Records from a collection:

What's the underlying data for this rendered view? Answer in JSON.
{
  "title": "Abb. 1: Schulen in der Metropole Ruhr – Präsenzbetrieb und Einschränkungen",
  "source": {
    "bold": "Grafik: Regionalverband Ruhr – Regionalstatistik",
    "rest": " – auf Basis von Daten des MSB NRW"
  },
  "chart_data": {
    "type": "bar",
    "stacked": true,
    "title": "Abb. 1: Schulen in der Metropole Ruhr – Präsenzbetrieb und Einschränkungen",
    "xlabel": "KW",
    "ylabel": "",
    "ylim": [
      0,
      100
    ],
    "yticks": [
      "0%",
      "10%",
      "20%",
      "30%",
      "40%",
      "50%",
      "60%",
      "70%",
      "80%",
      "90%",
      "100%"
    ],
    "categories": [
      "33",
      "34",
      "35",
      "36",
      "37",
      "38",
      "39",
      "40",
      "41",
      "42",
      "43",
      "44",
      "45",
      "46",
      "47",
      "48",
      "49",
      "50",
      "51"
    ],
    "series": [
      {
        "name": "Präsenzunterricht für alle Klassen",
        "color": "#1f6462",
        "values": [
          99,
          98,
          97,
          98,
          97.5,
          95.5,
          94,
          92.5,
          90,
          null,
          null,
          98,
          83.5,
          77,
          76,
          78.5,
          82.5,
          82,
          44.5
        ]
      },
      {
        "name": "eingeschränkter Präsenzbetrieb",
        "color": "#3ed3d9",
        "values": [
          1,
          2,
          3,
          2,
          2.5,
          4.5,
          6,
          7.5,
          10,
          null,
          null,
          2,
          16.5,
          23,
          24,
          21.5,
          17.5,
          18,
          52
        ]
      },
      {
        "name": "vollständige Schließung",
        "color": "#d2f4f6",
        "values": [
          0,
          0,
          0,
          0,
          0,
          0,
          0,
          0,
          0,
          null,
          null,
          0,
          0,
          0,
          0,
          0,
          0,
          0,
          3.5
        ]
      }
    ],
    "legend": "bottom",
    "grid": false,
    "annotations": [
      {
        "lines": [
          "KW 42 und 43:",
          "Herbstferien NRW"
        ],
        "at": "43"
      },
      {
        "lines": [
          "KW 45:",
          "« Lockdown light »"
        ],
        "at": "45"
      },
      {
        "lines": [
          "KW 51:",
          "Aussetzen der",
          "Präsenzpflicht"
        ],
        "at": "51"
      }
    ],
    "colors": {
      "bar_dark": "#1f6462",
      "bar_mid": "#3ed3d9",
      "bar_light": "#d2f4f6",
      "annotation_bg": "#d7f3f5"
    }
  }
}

The request.
Pick out and copy every line that contains the word "name".

The output.
        "name": "Präsenzunterricht für alle Klassen",
        "name": "eingeschränkter Präsenzbetrieb",
        "name": "vollständige Schließung",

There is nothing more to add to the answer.